§ **Figure record extracts**:
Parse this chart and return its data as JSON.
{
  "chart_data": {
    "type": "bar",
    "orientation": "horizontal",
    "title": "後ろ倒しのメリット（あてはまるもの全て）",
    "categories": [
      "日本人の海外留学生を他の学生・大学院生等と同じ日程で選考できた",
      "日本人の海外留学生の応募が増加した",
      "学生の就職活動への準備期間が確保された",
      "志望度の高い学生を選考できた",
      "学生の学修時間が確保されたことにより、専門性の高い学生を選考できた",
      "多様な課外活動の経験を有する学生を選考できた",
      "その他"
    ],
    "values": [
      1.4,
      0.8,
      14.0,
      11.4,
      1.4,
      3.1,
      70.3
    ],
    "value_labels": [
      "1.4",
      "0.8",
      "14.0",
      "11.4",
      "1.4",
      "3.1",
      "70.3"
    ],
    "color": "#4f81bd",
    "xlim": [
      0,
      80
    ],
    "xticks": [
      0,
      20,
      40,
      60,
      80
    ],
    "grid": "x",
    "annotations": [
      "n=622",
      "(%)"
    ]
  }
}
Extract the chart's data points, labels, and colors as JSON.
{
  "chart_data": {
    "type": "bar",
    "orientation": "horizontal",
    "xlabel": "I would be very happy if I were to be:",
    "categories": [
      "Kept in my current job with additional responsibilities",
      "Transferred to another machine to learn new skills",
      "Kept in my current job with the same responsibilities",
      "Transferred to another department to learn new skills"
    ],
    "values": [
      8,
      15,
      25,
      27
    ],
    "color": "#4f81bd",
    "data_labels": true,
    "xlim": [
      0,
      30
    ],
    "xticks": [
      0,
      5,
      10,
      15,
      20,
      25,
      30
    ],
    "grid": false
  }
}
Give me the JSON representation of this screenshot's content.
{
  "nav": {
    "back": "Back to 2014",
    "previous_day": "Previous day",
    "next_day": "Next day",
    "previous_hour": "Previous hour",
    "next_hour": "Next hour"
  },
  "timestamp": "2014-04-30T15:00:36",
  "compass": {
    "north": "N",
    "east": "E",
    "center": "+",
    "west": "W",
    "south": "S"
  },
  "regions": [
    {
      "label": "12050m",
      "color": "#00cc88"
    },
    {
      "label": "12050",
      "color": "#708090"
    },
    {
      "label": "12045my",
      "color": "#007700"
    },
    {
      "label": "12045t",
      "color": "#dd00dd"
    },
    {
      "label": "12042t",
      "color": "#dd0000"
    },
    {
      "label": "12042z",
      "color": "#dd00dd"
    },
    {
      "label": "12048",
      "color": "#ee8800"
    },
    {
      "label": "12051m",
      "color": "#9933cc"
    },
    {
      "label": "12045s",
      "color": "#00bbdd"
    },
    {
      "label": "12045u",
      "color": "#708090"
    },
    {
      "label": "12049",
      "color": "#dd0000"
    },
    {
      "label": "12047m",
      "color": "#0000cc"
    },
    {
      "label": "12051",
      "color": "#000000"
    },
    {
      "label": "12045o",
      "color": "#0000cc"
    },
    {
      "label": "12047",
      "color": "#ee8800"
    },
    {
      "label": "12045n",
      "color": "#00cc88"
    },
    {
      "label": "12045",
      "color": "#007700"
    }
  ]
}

§ **Instructions for the task**: Every line containing the string "current" must be listed.

§ **Task response**:
      "Kept in my current job with additional responsibilities",
      "Kept in my current job with the same responsibilities",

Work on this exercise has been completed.